- _DIRECTION_
Copy out every line containing the word "Manufactures".

◆ ◆ ◆ ◆

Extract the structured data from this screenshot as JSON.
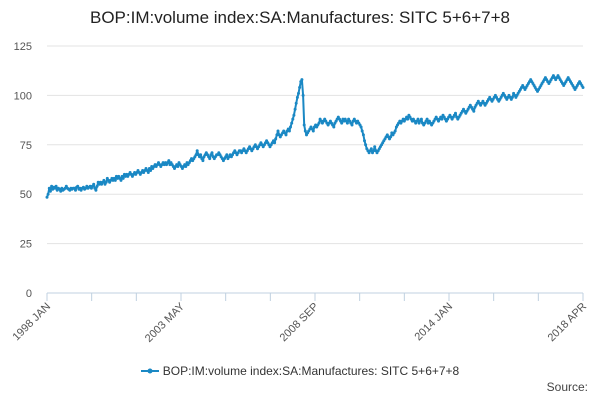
{
  "chart_data": {
    "type": "line",
    "title": "BOP:IM:volume index:SA:Manufactures: SITC 5+6+7+8",
    "xlabel": "",
    "ylabel": "",
    "ylim": [
      0,
      125
    ],
    "yticks": [
      0,
      25,
      50,
      75,
      100,
      125
    ],
    "grid": true,
    "legend_position": "bottom",
    "x_tick_labels": [
      "1998 JAN",
      "2003 MAY",
      "2008 SEP",
      "2014 JAN",
      "2018 APR"
    ],
    "series": [
      {
        "name": "BOP:IM:volume index:SA:Manufactures: SITC 5+6+7+8",
        "color": "#1a88c4",
        "values": [
          48.5,
          50,
          53,
          51.5,
          54,
          52.5,
          53.5,
          53,
          54,
          52,
          53,
          52.5,
          51.5,
          53,
          52,
          52.5,
          53,
          54,
          53,
          52.5,
          52,
          53,
          52.5,
          53,
          53,
          52,
          53.5,
          54,
          52.5,
          53,
          52,
          53,
          53.5,
          52.5,
          53,
          54,
          53,
          53.5,
          54,
          53,
          54,
          55,
          53,
          52,
          54,
          56,
          55,
          56,
          55,
          56,
          57,
          55,
          56,
          58,
          57,
          56,
          57,
          58,
          57,
          58,
          57,
          59,
          58,
          59,
          58,
          57,
          59,
          58,
          60,
          59,
          60,
          59,
          60,
          61,
          60,
          59,
          60,
          61,
          60,
          61,
          62,
          61,
          60,
          61,
          62,
          61,
          62,
          63,
          62,
          61,
          63,
          62,
          64,
          63,
          64,
          65,
          64,
          65,
          66,
          65,
          64,
          65,
          66,
          65,
          66,
          65,
          66,
          67,
          65,
          66,
          65,
          64,
          63,
          64,
          65,
          64,
          66,
          65,
          64,
          63,
          64,
          65,
          64,
          66,
          65,
          66,
          67,
          68,
          67,
          68,
          69,
          70,
          72,
          70,
          69,
          70,
          68,
          67,
          69,
          70,
          71,
          70,
          69,
          68,
          70,
          71,
          69,
          68,
          69,
          70,
          70,
          71,
          70,
          69,
          68,
          67,
          68,
          69,
          70,
          68,
          69,
          70,
          69,
          70,
          71,
          72,
          71,
          70,
          71,
          72,
          72,
          71,
          72,
          73,
          72,
          71,
          72,
          73,
          74,
          73,
          72,
          73,
          74,
          75,
          74,
          73,
          74,
          75,
          76,
          75,
          74,
          75,
          76,
          77,
          76,
          75,
          74,
          75,
          76,
          77,
          76,
          78,
          80,
          82,
          80,
          79,
          80,
          81,
          82,
          81,
          80,
          82,
          83,
          82,
          84,
          86,
          88,
          90,
          93,
          96,
          99,
          101,
          104,
          107,
          108,
          100,
          85,
          82,
          80,
          81,
          82,
          83,
          84,
          83,
          82,
          84,
          85,
          84,
          85,
          86,
          88,
          87,
          86,
          87,
          88,
          87,
          86,
          85,
          86,
          87,
          86,
          85,
          84,
          86,
          87,
          88,
          89,
          88,
          87,
          86,
          88,
          87,
          88,
          87,
          86,
          88,
          87,
          86,
          85,
          87,
          88,
          87,
          86,
          87,
          86,
          85,
          84,
          82,
          80,
          77,
          75,
          73,
          72,
          71,
          72,
          73,
          71,
          72,
          74,
          72,
          71,
          72,
          73,
          74,
          75,
          76,
          77,
          78,
          79,
          80,
          79,
          78,
          79,
          81,
          80,
          81,
          82,
          84,
          85,
          86,
          87,
          86,
          87,
          88,
          87,
          88,
          89,
          88,
          90,
          89,
          88,
          87,
          88,
          87,
          86,
          87,
          88,
          86,
          87,
          88,
          86,
          85,
          86,
          87,
          88,
          86,
          87,
          86,
          85,
          86,
          87,
          88,
          89,
          88,
          87,
          88,
          89,
          88,
          90,
          89,
          88,
          87,
          88,
          89,
          90,
          89,
          88,
          89,
          90,
          91,
          89,
          88,
          89,
          90,
          91,
          92,
          93,
          92,
          91,
          92,
          93,
          94,
          95,
          94,
          93,
          92,
          94,
          95,
          96,
          97,
          96,
          95,
          96,
          97,
          96,
          95,
          96,
          97,
          98,
          99,
          98,
          97,
          98,
          99,
          100,
          99,
          98,
          97,
          98,
          99,
          100,
          101,
          100,
          99,
          98,
          99,
          100,
          99,
          98,
          99,
          101,
          100,
          99,
          100,
          101,
          102,
          103,
          104,
          105,
          104,
          103,
          104,
          105,
          106,
          107,
          108,
          107,
          106,
          105,
          104,
          103,
          102,
          103,
          104,
          105,
          106,
          107,
          108,
          109,
          108,
          107,
          106,
          107,
          108,
          109,
          110,
          109,
          108,
          109,
          110,
          109,
          108,
          107,
          106,
          105,
          106,
          107,
          108,
          109,
          108,
          107,
          106,
          105,
          104,
          103,
          104,
          105,
          106,
          107,
          106,
          105,
          104
        ]
      }
    ]
  },
  "footer": {
    "source_label": "Source:"
  }
}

◆ ◆ ◆ ◆

- _RESPONSE TO THE EXERCISE_
    "title": "BOP:IM:volume index:SA:Manufactures: SITC 5+6+7+8",
        "name": "BOP:IM:volume index:SA:Manufactures: SITC 5+6+7+8",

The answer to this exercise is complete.